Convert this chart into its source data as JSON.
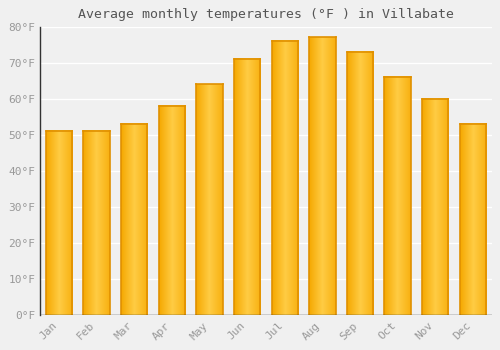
{
  "title": "Average monthly temperatures (°F ) in Villabate",
  "months": [
    "Jan",
    "Feb",
    "Mar",
    "Apr",
    "May",
    "Jun",
    "Jul",
    "Aug",
    "Sep",
    "Oct",
    "Nov",
    "Dec"
  ],
  "values": [
    51,
    51,
    53,
    58,
    64,
    71,
    76,
    77,
    73,
    66,
    60,
    53
  ],
  "bar_color_bottom": "#F5A800",
  "bar_color_top": "#FFCC44",
  "bar_color_right_edge": "#E09000",
  "bar_color_left_edge": "#E09000",
  "background_color": "#F0F0F0",
  "grid_color": "#FFFFFF",
  "tick_label_color": "#999999",
  "title_color": "#555555",
  "spine_color": "#333333",
  "ylim": [
    0,
    80
  ],
  "yticks": [
    0,
    10,
    20,
    30,
    40,
    50,
    60,
    70,
    80
  ],
  "ytick_labels": [
    "0°F",
    "10°F",
    "20°F",
    "30°F",
    "40°F",
    "50°F",
    "60°F",
    "70°F",
    "80°F"
  ],
  "bar_width": 0.7,
  "figsize": [
    5.0,
    3.5
  ],
  "dpi": 100
}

DIRECTION: Could you reproduce every record above exactly, leaving out the pictures?

RESULT:
Convert this chart into its source data as JSON.
{
  "title": "Average monthly temperatures (°F ) in Villabate",
  "months": [
    "Jan",
    "Feb",
    "Mar",
    "Apr",
    "May",
    "Jun",
    "Jul",
    "Aug",
    "Sep",
    "Oct",
    "Nov",
    "Dec"
  ],
  "values": [
    51,
    51,
    53,
    58,
    64,
    71,
    76,
    77,
    73,
    66,
    60,
    53
  ],
  "bar_color_bottom": "#F5A800",
  "bar_color_top": "#FFCC44",
  "bar_color_right_edge": "#E09000",
  "bar_color_left_edge": "#E09000",
  "background_color": "#F0F0F0",
  "grid_color": "#FFFFFF",
  "tick_label_color": "#999999",
  "title_color": "#555555",
  "spine_color": "#333333",
  "ylim": [
    0,
    80
  ],
  "yticks": [
    0,
    10,
    20,
    30,
    40,
    50,
    60,
    70,
    80
  ],
  "ytick_labels": [
    "0°F",
    "10°F",
    "20°F",
    "30°F",
    "40°F",
    "50°F",
    "60°F",
    "70°F",
    "80°F"
  ],
  "bar_width": 0.7,
  "figsize": [
    5.0,
    3.5
  ],
  "dpi": 100
}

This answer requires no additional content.